THE TASK
Please retype the records below exactly, leaving out any pictures.
** BEGIN ENTRIES PROVIDED **
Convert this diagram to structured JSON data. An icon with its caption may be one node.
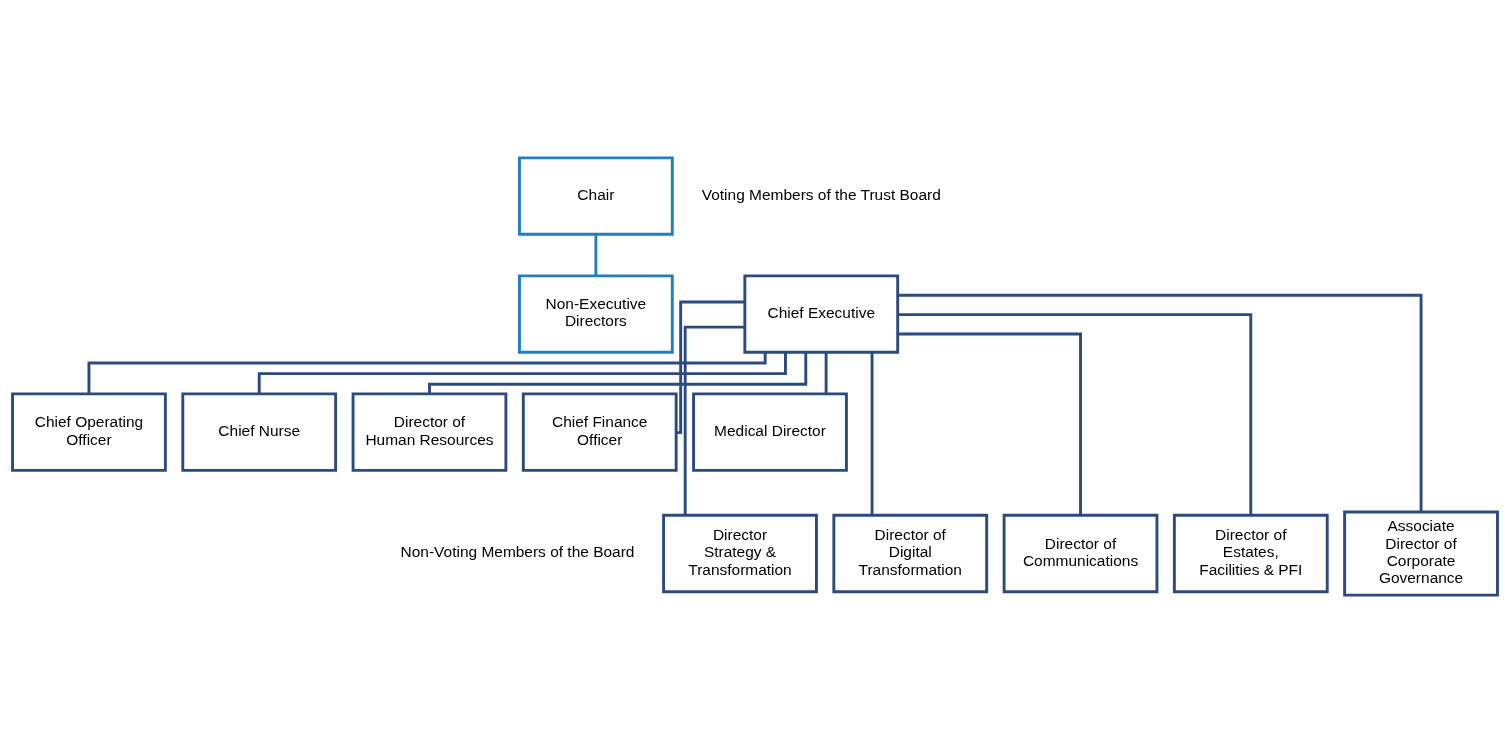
{
  "diagram": {
    "nodes": [
      {
        "text": [
          "Chair"
        ]
      },
      {
        "text": [
          "Non-Executive Directors"
        ]
      },
      {
        "text": [
          "Chief Executive"
        ]
      },
      {
        "text": [
          "Chief Operating Officer"
        ]
      },
      {
        "text": [
          "Chief Nurse"
        ]
      },
      {
        "text": [
          "Director of Human Resources"
        ]
      },
      {
        "text": [
          "Chief Finance Officer"
        ]
      },
      {
        "text": [
          "Medical Director"
        ]
      },
      {
        "text": [
          "Director Strategy & Transformation"
        ]
      },
      {
        "text": [
          "Director of Digital Transformation"
        ]
      },
      {
        "text": [
          "Director of Communications"
        ]
      },
      {
        "text": [
          "Director of Estates, Facilities & PFI"
        ]
      },
      {
        "text": [
          "Associate Director of Corporate Governance"
        ]
      }
    ],
    "edges": [
      {
        "from": 0,
        "to": 1,
        "arrow": "none",
        "color": "#1f7fc4"
      },
      {
        "from": 2,
        "to": 3,
        "arrow": "none"
      },
      {
        "from": 2,
        "to": 4,
        "arrow": "none"
      },
      {
        "from": 2,
        "to": 5,
        "arrow": "none"
      },
      {
        "from": 2,
        "to": 6,
        "arrow": "none"
      },
      {
        "from": 2,
        "to": 7,
        "arrow": "none"
      },
      {
        "from": 2,
        "to": 8,
        "arrow": "none"
      },
      {
        "from": 2,
        "to": 9,
        "arrow": "none"
      },
      {
        "from": 2,
        "to": 10,
        "arrow": "none"
      },
      {
        "from": 2,
        "to": 11,
        "arrow": "none"
      },
      {
        "from": 2,
        "to": 12,
        "arrow": "none"
      }
    ],
    "labels": [
      "Voting Members of the Trust Board",
      "Non-Voting Members of the Board"
    ]
  }
}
** END ENTRIES PROVIDED **
RESULT OF THE EXERCISE
Convert this diagram to structured JSON data. An icon with its caption may be one node.
{
  "diagram": {
    "nodes": [
      {
        "text": [
          "Chair"
        ]
      },
      {
        "text": [
          "Non-Executive Directors"
        ]
      },
      {
        "text": [
          "Chief Executive"
        ]
      },
      {
        "text": [
          "Chief Operating Officer"
        ]
      },
      {
        "text": [
          "Chief Nurse"
        ]
      },
      {
        "text": [
          "Director of Human Resources"
        ]
      },
      {
        "text": [
          "Chief Finance Officer"
        ]
      },
      {
        "text": [
          "Medical Director"
        ]
      },
      {
        "text": [
          "Director Strategy & Transformation"
        ]
      },
      {
        "text": [
          "Director of Digital Transformation"
        ]
      },
      {
        "text": [
          "Director of Communications"
        ]
      },
      {
        "text": [
          "Director of Estates, Facilities & PFI"
        ]
      },
      {
        "text": [
          "Associate Director of Corporate Governance"
        ]
      }
    ],
    "edges": [
      {
        "from": 0,
        "to": 1,
        "arrow": "none",
        "color": "#1f7fc4"
      },
      {
        "from": 2,
        "to": 3,
        "arrow": "none"
      },
      {
        "from": 2,
        "to": 4,
        "arrow": "none"
      },
      {
        "from": 2,
        "to": 5,
        "arrow": "none"
      },
      {
        "from": 2,
        "to": 6,
        "arrow": "none"
      },
      {
        "from": 2,
        "to": 7,
        "arrow": "none"
      },
      {
        "from": 2,
        "to": 8,
        "arrow": "none"
      },
      {
        "from": 2,
        "to": 9,
        "arrow": "none"
      },
      {
        "from": 2,
        "to": 10,
        "arrow": "none"
      },
      {
        "from": 2,
        "to": 11,
        "arrow": "none"
      },
      {
        "from": 2,
        "to": 12,
        "arrow": "none"
      }
    ],
    "labels": [
      "Voting Members of the Trust Board",
      "Non-Voting Members of the Board"
    ]
  }
}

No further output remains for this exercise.